>> BEGIN

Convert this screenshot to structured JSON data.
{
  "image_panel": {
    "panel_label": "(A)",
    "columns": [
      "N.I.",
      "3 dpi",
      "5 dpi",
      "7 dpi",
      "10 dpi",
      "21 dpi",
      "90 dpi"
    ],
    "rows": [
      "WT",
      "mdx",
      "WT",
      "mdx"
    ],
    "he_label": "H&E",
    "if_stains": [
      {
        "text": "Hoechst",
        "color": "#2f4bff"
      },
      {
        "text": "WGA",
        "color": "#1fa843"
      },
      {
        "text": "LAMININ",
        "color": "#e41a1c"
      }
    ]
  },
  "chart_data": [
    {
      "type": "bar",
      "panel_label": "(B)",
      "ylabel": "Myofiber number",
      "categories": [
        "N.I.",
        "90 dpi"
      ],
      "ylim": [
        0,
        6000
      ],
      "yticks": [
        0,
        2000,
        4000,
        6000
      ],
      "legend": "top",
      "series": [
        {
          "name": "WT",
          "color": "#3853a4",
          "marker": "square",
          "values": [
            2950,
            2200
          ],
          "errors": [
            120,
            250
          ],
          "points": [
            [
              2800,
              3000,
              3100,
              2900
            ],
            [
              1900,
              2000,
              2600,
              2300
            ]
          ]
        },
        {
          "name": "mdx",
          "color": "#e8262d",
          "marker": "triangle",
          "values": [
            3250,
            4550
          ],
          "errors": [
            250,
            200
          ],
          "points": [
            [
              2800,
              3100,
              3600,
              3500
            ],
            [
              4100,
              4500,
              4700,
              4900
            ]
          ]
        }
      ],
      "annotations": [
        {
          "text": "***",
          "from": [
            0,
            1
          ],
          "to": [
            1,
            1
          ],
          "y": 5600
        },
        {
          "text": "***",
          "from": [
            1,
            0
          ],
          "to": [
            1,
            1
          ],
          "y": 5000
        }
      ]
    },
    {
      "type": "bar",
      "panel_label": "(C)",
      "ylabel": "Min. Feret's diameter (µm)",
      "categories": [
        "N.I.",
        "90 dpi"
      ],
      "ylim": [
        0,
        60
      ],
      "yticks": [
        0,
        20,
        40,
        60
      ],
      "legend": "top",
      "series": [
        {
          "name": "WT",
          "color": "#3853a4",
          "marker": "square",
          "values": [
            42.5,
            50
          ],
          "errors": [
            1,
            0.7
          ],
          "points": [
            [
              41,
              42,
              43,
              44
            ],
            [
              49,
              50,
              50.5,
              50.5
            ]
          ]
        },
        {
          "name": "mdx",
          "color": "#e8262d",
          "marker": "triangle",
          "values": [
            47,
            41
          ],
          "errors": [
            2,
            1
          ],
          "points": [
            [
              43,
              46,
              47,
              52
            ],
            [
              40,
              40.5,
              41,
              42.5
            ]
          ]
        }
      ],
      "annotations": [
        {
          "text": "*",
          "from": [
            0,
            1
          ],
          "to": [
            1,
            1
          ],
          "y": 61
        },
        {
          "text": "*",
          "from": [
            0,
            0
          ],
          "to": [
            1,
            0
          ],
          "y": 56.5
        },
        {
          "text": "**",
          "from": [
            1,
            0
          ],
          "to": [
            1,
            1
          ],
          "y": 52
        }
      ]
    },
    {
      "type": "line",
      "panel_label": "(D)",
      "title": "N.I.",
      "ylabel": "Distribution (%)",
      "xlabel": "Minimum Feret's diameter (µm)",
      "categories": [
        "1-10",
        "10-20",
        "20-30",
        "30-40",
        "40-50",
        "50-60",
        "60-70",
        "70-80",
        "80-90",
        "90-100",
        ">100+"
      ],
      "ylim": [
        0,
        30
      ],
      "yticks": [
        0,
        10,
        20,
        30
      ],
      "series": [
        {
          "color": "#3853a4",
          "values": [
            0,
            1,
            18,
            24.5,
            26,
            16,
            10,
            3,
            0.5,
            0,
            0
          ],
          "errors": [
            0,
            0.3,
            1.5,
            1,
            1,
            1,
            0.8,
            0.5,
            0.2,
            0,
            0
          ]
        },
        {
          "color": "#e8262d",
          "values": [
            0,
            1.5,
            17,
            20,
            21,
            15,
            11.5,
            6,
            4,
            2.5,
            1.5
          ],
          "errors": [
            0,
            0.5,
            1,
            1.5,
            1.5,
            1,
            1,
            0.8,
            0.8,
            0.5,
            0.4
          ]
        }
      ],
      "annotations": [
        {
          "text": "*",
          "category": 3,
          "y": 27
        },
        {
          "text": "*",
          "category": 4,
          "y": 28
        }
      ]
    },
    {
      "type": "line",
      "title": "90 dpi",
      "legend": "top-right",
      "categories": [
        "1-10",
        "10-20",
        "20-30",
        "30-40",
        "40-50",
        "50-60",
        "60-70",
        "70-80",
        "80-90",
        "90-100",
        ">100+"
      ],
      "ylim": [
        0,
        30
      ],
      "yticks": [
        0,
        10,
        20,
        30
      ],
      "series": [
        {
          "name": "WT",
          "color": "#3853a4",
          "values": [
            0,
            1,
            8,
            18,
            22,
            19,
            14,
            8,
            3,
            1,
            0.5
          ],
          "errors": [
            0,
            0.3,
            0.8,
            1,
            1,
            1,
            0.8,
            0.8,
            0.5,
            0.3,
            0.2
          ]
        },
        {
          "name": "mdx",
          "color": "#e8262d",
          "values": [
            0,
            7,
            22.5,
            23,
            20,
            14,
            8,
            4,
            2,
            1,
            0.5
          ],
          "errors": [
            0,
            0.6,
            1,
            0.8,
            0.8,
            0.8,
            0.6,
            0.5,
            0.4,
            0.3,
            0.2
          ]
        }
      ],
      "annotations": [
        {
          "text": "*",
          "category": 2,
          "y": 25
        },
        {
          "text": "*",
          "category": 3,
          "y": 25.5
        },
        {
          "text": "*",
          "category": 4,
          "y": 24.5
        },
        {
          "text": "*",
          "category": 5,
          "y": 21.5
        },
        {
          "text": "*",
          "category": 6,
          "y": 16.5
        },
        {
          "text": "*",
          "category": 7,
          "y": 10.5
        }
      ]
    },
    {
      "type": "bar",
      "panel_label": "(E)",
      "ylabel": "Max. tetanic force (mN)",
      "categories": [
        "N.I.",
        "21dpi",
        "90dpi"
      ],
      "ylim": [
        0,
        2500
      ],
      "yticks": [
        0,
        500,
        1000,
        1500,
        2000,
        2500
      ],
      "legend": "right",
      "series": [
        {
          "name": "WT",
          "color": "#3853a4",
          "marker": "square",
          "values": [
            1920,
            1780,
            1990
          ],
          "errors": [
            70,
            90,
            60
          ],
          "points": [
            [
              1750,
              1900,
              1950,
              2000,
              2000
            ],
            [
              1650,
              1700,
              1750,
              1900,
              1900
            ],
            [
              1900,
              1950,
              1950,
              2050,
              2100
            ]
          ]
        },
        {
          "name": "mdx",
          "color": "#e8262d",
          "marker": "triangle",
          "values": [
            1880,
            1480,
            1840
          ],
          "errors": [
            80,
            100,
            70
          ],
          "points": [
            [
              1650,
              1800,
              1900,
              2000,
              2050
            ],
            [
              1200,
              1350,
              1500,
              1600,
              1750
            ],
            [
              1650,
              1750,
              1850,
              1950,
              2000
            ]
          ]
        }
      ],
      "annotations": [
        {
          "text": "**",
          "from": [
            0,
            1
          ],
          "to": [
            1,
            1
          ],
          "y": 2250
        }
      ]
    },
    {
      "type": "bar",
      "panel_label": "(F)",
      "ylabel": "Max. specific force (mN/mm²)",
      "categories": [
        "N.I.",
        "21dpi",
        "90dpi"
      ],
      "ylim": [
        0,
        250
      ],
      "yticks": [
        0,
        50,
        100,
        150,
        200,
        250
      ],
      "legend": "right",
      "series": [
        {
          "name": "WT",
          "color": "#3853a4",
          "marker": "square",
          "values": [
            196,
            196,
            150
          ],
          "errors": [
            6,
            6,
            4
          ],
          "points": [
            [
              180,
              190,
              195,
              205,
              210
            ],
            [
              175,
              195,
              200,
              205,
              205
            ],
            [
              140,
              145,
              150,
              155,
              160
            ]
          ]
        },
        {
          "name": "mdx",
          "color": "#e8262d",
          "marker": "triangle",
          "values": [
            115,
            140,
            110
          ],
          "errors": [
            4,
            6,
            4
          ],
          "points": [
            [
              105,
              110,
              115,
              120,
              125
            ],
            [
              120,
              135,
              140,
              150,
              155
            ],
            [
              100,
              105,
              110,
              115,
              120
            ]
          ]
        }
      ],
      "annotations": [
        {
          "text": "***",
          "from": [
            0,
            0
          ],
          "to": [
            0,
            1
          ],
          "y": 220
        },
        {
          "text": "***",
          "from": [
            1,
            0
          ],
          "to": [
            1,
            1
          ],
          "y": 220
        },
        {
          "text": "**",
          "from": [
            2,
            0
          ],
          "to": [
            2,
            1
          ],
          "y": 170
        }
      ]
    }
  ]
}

>> END

● Your objective
Find the string "force" in the entries above and return each line that holds it.

● Problem solution
      "ylabel": "Max. tetanic force (mN)",
      "ylabel": "Max. specific force (mN/mm²)",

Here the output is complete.